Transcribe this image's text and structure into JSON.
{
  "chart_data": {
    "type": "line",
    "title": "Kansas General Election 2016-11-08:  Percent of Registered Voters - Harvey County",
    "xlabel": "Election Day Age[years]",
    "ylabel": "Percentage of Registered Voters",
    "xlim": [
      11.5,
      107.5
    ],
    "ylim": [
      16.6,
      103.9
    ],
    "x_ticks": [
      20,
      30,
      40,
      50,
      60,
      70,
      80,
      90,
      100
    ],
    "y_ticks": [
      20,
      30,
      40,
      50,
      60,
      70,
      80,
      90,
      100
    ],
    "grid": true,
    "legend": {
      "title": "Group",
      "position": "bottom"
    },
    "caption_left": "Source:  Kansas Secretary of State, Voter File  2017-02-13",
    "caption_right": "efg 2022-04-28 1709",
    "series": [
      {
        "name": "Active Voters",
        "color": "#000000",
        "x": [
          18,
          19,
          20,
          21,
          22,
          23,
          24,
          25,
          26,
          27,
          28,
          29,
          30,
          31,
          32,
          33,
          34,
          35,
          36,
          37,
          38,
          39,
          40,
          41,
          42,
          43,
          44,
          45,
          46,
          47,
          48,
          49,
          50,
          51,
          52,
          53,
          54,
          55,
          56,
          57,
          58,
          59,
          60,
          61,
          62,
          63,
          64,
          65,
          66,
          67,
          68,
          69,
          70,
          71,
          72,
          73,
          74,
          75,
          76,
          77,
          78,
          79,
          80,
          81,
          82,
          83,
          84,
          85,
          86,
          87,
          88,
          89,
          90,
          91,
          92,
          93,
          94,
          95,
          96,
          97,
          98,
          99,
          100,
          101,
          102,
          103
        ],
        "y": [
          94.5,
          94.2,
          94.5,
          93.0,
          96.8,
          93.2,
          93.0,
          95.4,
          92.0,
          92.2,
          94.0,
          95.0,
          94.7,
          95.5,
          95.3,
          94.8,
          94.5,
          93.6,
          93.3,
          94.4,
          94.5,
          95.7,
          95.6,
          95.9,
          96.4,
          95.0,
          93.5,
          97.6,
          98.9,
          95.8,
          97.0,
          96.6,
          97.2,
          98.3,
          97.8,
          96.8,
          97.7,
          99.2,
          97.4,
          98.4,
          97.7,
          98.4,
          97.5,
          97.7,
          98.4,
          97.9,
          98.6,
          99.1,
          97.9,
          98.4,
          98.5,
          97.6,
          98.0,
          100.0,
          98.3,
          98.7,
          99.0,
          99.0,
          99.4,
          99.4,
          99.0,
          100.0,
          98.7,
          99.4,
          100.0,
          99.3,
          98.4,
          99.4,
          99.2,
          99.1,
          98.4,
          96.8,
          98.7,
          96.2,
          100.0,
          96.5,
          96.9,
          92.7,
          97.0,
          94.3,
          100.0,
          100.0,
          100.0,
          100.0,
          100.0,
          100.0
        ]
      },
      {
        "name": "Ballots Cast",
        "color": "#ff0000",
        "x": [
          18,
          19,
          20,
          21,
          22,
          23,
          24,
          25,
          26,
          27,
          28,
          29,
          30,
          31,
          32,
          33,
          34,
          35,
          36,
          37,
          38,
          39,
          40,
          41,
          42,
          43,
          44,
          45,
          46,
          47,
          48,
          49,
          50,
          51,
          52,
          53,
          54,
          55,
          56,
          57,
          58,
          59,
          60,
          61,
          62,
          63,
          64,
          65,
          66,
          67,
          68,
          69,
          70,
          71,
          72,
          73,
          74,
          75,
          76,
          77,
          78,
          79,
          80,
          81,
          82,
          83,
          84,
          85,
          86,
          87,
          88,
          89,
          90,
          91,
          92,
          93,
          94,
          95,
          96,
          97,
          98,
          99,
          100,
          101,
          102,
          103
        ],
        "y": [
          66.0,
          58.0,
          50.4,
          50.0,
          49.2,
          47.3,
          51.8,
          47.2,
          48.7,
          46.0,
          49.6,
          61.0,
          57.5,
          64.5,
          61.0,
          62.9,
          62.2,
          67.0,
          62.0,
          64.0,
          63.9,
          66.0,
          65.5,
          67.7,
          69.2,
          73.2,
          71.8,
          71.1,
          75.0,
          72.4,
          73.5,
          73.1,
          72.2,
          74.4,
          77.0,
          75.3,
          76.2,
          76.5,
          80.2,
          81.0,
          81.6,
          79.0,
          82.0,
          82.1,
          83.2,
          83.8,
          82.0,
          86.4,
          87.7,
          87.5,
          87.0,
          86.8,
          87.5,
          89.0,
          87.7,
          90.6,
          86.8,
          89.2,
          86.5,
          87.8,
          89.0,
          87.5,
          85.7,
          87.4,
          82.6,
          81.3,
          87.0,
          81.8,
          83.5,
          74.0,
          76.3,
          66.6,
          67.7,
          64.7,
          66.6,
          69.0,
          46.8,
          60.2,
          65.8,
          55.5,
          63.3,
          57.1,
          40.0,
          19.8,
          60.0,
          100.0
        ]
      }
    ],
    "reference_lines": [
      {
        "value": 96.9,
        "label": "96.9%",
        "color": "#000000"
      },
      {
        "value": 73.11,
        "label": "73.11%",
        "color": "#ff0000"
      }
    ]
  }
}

------------------------------------------------------------------------

Work to do: Extract all lines containing the word "color".

Answer to the task:
        "color": "#000000",
        "color": "#ff0000",
        "color": "#000000"
        "color": "#ff0000"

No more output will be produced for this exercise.